== MATERIAL PROVIDED

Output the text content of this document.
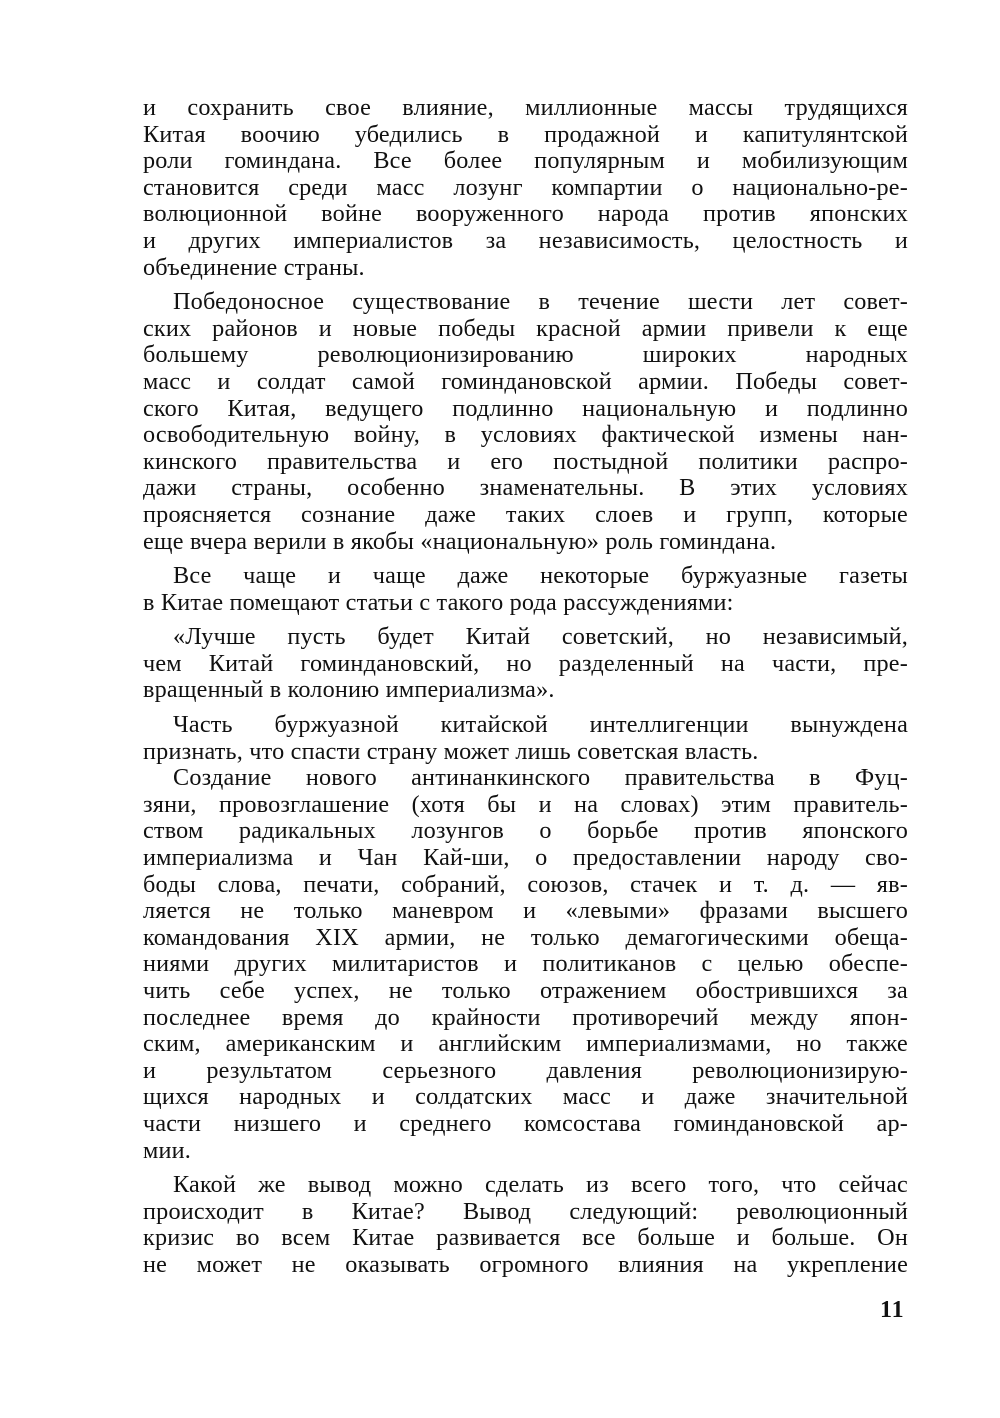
и сохранить свое влияние, миллионные массы трудящихся
Китая воочию убедились в продажной и капитулянтской
роли гоминдана. Все более популярным и мобилизующим
становится среди масс лозунг компартии о национально-ре-
волюционной войне вооруженного народа против японских
и других империалистов за независимость, целостность и
объединение страны.

Победоносное существование в течение шести лет совет-
ских районов и новые победы красной армии привели к еще
большему революционизированию широких народных
масс и солдат самой гоминдановской армии. Победы совет-
ского Китая, ведущего подлинно национальную и подлинно
освободительную войну, в условиях фактической измены нан-
кинского правительства и его постыдной политики распро-
дажи страны, особенно знаменательны. В этих условиях
проясняется сознание даже таких слоев и групп, которые
еще вчера верили в якобы «национальную» роль гоминдана.

Все чаще и чаще даже некоторые буржуазные газеты
в Китае помещают статьи с такого рода рассуждениями:

«Лучше пусть будет Китай советский, но независимый,
чем Китай гоминдановский, но разделенный на части, пре-
вращенный в колонию империализма».

Часть буржуазной китайской интеллигенции вынуждена
признать, что спасти страну может лишь советская власть.

Создание нового антинанкинского правительства в Фуц-
зяни, провозглашение (хотя бы и на словах) этим правитель-
ством радикальных лозунгов о борьбе против японского
империализма и Чан Кай-ши, о предоставлении народу сво-
боды слова, печати, собраний, союзов, стачек и т. д. — яв-
ляется не только маневром и «левыми» фразами высшего
командования XIX армии, не только демагогическими обеща-
ниями других милитаристов и политиканов с целью обеспе-
чить себе успех, не только отражением обострившихся за
последнее время до крайности противоречий между япон-
ским, американским и английским империализмами, но также
и результатом серьезного давления революционизирую-
щихся народных и солдатских масс и даже значительной
части низшего и среднего комсостава гоминдановской ар-
мии.

Какой же вывод можно сделать из всего того, что сейчас
происходит в Китае? Вывод следующий: революционный
кризис во всем Китае развивается все больше и больше. Он
не может не оказывать огромного влияния на укрепление

11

====

TASK INSTRUCTIONS:
Scan the listing above for the word "других" and show each line where it is found.

ANSWER TO THE EXERCISE:
и других империалистов за независимость, целостность и
ниями других милитаристов и политиканов с целью обеспе-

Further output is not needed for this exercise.